> **WHAT THE TASK REQUIRES**
Quote every line below exactly as it reads.

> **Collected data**

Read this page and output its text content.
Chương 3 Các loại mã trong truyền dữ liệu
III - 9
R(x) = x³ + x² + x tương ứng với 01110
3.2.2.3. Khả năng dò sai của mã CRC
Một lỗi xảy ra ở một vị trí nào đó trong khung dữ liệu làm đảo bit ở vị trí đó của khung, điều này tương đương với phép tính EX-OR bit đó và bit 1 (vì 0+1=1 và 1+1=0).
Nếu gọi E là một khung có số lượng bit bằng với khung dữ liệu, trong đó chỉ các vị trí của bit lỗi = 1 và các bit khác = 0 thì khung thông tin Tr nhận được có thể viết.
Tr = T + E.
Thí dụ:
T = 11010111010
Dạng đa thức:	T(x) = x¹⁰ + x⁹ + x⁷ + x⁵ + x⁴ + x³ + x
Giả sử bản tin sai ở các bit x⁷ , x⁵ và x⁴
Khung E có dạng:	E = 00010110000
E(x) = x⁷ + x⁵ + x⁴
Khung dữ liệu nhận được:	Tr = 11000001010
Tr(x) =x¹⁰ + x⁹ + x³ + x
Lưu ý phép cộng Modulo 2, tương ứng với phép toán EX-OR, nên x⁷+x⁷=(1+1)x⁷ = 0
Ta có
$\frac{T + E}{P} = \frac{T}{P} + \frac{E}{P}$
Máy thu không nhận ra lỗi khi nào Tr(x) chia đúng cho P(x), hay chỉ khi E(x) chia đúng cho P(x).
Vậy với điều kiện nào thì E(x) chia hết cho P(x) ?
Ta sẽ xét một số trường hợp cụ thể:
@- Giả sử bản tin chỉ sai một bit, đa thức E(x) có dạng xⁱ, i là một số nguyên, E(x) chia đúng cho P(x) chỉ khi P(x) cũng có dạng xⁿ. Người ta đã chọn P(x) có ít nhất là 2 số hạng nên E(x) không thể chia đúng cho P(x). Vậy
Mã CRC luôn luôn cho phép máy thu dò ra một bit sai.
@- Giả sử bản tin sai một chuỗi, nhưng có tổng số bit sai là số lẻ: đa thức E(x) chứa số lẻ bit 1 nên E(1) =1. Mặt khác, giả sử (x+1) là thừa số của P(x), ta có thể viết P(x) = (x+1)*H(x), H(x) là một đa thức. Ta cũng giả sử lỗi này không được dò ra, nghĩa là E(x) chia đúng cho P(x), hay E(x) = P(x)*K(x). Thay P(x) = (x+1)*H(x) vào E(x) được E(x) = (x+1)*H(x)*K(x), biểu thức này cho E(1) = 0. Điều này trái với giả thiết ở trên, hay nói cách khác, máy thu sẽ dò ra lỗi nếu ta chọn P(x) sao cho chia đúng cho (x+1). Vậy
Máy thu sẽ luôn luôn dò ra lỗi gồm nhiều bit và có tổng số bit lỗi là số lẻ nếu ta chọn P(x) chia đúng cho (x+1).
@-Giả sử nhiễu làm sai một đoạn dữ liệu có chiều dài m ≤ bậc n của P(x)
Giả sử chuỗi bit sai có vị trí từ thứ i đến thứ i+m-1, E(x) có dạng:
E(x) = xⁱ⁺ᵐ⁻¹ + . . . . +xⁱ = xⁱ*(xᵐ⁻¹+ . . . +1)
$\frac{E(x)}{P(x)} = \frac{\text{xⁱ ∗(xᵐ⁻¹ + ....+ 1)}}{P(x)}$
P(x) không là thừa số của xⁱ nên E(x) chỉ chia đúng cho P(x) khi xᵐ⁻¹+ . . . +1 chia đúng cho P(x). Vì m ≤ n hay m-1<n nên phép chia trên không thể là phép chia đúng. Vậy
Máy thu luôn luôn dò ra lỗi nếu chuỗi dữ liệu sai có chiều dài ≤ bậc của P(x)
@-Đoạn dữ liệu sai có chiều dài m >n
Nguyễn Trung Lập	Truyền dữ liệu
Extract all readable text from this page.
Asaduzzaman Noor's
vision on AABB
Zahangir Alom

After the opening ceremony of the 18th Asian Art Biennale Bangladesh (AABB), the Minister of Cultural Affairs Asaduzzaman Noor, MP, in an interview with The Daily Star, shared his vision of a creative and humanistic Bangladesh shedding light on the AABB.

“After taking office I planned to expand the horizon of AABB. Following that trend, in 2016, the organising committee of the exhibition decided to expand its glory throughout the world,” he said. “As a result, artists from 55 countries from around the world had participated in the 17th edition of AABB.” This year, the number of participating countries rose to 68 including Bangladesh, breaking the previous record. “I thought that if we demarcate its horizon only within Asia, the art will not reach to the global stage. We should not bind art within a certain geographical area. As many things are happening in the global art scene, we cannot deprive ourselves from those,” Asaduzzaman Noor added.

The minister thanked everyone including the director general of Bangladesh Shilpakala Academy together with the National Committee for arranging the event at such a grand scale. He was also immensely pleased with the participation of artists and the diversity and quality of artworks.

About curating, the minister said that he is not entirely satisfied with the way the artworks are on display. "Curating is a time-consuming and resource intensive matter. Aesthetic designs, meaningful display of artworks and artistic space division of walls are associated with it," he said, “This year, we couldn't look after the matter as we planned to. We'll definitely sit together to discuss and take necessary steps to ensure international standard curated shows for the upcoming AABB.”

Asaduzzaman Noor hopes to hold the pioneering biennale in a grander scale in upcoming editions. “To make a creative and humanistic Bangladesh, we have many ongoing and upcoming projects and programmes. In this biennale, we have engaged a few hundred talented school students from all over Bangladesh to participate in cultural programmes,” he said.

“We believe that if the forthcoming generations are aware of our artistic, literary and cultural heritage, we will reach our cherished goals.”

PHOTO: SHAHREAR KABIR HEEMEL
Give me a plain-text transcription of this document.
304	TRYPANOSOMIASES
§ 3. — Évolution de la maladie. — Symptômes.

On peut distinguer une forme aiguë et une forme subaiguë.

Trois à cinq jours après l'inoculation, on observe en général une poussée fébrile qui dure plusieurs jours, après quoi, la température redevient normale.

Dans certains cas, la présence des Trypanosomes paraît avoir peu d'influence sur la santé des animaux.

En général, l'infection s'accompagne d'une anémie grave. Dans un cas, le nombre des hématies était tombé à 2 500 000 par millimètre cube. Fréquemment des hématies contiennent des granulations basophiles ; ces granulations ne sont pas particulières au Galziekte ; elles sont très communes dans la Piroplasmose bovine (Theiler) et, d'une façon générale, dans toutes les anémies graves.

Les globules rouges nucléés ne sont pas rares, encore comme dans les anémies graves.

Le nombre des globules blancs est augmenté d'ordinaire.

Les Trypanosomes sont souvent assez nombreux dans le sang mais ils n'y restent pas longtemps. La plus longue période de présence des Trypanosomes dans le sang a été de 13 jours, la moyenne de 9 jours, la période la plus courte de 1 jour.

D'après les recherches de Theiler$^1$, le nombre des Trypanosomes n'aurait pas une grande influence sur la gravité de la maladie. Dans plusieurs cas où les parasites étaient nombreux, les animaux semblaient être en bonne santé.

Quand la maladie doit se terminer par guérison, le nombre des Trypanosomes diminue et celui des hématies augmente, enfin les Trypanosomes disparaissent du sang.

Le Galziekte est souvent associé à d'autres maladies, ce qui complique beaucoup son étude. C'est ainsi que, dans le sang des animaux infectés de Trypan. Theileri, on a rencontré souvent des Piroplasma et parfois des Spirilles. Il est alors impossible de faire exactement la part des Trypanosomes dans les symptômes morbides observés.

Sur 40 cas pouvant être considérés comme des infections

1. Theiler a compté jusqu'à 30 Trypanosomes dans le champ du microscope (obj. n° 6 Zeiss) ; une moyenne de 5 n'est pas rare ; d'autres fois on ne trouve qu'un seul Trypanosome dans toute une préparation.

> **THE COMPLETED TASK**
Read this page and output its text content.
Chương 3 Các loại mã trong truyền dữ liệu
III - 9
R(x) = x³ + x² + x tương ứng với 01110
3.2.2.3. Khả năng dò sai của mã CRC
Một lỗi xảy ra ở một vị trí nào đó trong khung dữ liệu làm đảo bit ở vị trí đó của khung, điều này tương đương với phép tính EX-OR bit đó và bit 1 (vì 0+1=1 và 1+1=0).
Nếu gọi E là một khung có số lượng bit bằng với khung dữ liệu, trong đó chỉ các vị trí của bit lỗi = 1 và các bit khác = 0 thì khung thông tin Tr nhận được có thể viết.
Tr = T + E.
Thí dụ:
T = 11010111010
Dạng đa thức:	T(x) = x¹⁰ + x⁹ + x⁷ + x⁵ + x⁴ + x³ + x
Giả sử bản tin sai ở các bit x⁷ , x⁵ và x⁴
Khung E có dạng:	E = 00010110000
E(x) = x⁷ + x⁵ + x⁴
Khung dữ liệu nhận được:	Tr = 11000001010
Tr(x) =x¹⁰ + x⁹ + x³ + x
Lưu ý phép cộng Modulo 2, tương ứng với phép toán EX-OR, nên x⁷+x⁷=(1+1)x⁷ = 0
Ta có
$\frac{T + E}{P} = \frac{T}{P} + \frac{E}{P}$
Máy thu không nhận ra lỗi khi nào Tr(x) chia đúng cho P(x), hay chỉ khi E(x) chia đúng cho P(x).
Vậy với điều kiện nào thì E(x) chia hết cho P(x) ?
Ta sẽ xét một số trường hợp cụ thể:
@- Giả sử bản tin chỉ sai một bit, đa thức E(x) có dạng xⁱ, i là một số nguyên, E(x) chia đúng cho P(x) chỉ khi P(x) cũng có dạng xⁿ. Người ta đã chọn P(x) có ít nhất là 2 số hạng nên E(x) không thể chia đúng cho P(x). Vậy
Mã CRC luôn luôn cho phép máy thu dò ra một bit sai.
@- Giả sử bản tin sai một chuỗi, nhưng có tổng số bit sai là số lẻ: đa thức E(x) chứa số lẻ bit 1 nên E(1) =1. Mặt khác, giả sử (x+1) là thừa số của P(x), ta có thể viết P(x) = (x+1)*H(x), H(x) là một đa thức. Ta cũng giả sử lỗi này không được dò ra, nghĩa là E(x) chia đúng cho P(x), hay E(x) = P(x)*K(x). Thay P(x) = (x+1)*H(x) vào E(x) được E(x) = (x+1)*H(x)*K(x), biểu thức này cho E(1) = 0. Điều này trái với giả thiết ở trên, hay nói cách khác, máy thu sẽ dò ra lỗi nếu ta chọn P(x) sao cho chia đúng cho (x+1). Vậy
Máy thu sẽ luôn luôn dò ra lỗi gồm nhiều bit và có tổng số bit lỗi là số lẻ nếu ta chọn P(x) chia đúng cho (x+1).
@-Giả sử nhiễu làm sai một đoạn dữ liệu có chiều dài m ≤ bậc n của P(x)
Giả sử chuỗi bit sai có vị trí từ thứ i đến thứ i+m-1, E(x) có dạng:
E(x) = xⁱ⁺ᵐ⁻¹ + . . . . +xⁱ = xⁱ*(xᵐ⁻¹+ . . . +1)
$\frac{E(x)}{P(x)} = \frac{\text{xⁱ ∗(xᵐ⁻¹ + ....+ 1)}}{P(x)}$
P(x) không là thừa số của xⁱ nên E(x) chỉ chia đúng cho P(x) khi xᵐ⁻¹+ . . . +1 chia đúng cho P(x). Vì m ≤ n hay m-1<n nên phép chia trên không thể là phép chia đúng. Vậy
Máy thu luôn luôn dò ra lỗi nếu chuỗi dữ liệu sai có chiều dài ≤ bậc của P(x)
@-Đoạn dữ liệu sai có chiều dài m >n
Nguyễn Trung Lập	Truyền dữ liệu
Extract all readable text from this page.
Asaduzzaman Noor's
vision on AABB
Zahangir Alom

After the opening ceremony of the 18th Asian Art Biennale Bangladesh (AABB), the Minister of Cultural Affairs Asaduzzaman Noor, MP, in an interview with The Daily Star, shared his vision of a creative and humanistic Bangladesh shedding light on the AABB.

“After taking office I planned to expand the horizon of AABB. Following that trend, in 2016, the organising committee of the exhibition decided to expand its glory throughout the world,” he said. “As a result, artists from 55 countries from around the world had participated in the 17th edition of AABB.” This year, the number of participating countries rose to 68 including Bangladesh, breaking the previous record. “I thought that if we demarcate its horizon only within Asia, the art will not reach to the global stage. We should not bind art within a certain geographical area. As many things are happening in the global art scene, we cannot deprive ourselves from those,” Asaduzzaman Noor added.

The minister thanked everyone including the director general of Bangladesh Shilpakala Academy together with the National Committee for arranging the event at such a grand scale. He was also immensely pleased with the participation of artists and the diversity and quality of artworks.

About curating, the minister said that he is not entirely satisfied with the way the artworks are on display. "Curating is a time-consuming and resource intensive matter. Aesthetic designs, meaningful display of artworks and artistic space division of walls are associated with it," he said, “This year, we couldn't look after the matter as we planned to. We'll definitely sit together to discuss and take necessary steps to ensure international standard curated shows for the upcoming AABB.”

Asaduzzaman Noor hopes to hold the pioneering biennale in a grander scale in upcoming editions. “To make a creative and humanistic Bangladesh, we have many ongoing and upcoming projects and programmes. In this biennale, we have engaged a few hundred talented school students from all over Bangladesh to participate in cultural programmes,” he said.

“We believe that if the forthcoming generations are aware of our artistic, literary and cultural heritage, we will reach our cherished goals.”

PHOTO: SHAHREAR KABIR HEEMEL
Give me a plain-text transcription of this document.
304	TRYPANOSOMIASES
§ 3. — Évolution de la maladie. — Symptômes.

On peut distinguer une forme aiguë et une forme subaiguë.

Trois à cinq jours après l'inoculation, on observe en général une poussée fébrile qui dure plusieurs jours, après quoi, la température redevient normale.

Dans certains cas, la présence des Trypanosomes paraît avoir peu d'influence sur la santé des animaux.

En général, l'infection s'accompagne d'une anémie grave. Dans un cas, le nombre des hématies était tombé à 2 500 000 par millimètre cube. Fréquemment des hématies contiennent des granulations basophiles ; ces granulations ne sont pas particulières au Galziekte ; elles sont très communes dans la Piroplasmose bovine (Theiler) et, d'une façon générale, dans toutes les anémies graves.

Les globules rouges nucléés ne sont pas rares, encore comme dans les anémies graves.

Le nombre des globules blancs est augmenté d'ordinaire.

Les Trypanosomes sont souvent assez nombreux dans le sang mais ils n'y restent pas longtemps. La plus longue période de présence des Trypanosomes dans le sang a été de 13 jours, la moyenne de 9 jours, la période la plus courte de 1 jour.

D'après les recherches de Theiler$^1$, le nombre des Trypanosomes n'aurait pas une grande influence sur la gravité de la maladie. Dans plusieurs cas où les parasites étaient nombreux, les animaux semblaient être en bonne santé.

Quand la maladie doit se terminer par guérison, le nombre des Trypanosomes diminue et celui des hématies augmente, enfin les Trypanosomes disparaissent du sang.

Le Galziekte est souvent associé à d'autres maladies, ce qui complique beaucoup son étude. C'est ainsi que, dans le sang des animaux infectés de Trypan. Theileri, on a rencontré souvent des Piroplasma et parfois des Spirilles. Il est alors impossible de faire exactement la part des Trypanosomes dans les symptômes morbides observés.

Sur 40 cas pouvant être considérés comme des infections

1. Theiler a compté jusqu'à 30 Trypanosomes dans le champ du microscope (obj. n° 6 Zeiss) ; une moyenne de 5 n'est pas rare ; d'autres fois on ne trouve qu'un seul Trypanosome dans toute une préparation.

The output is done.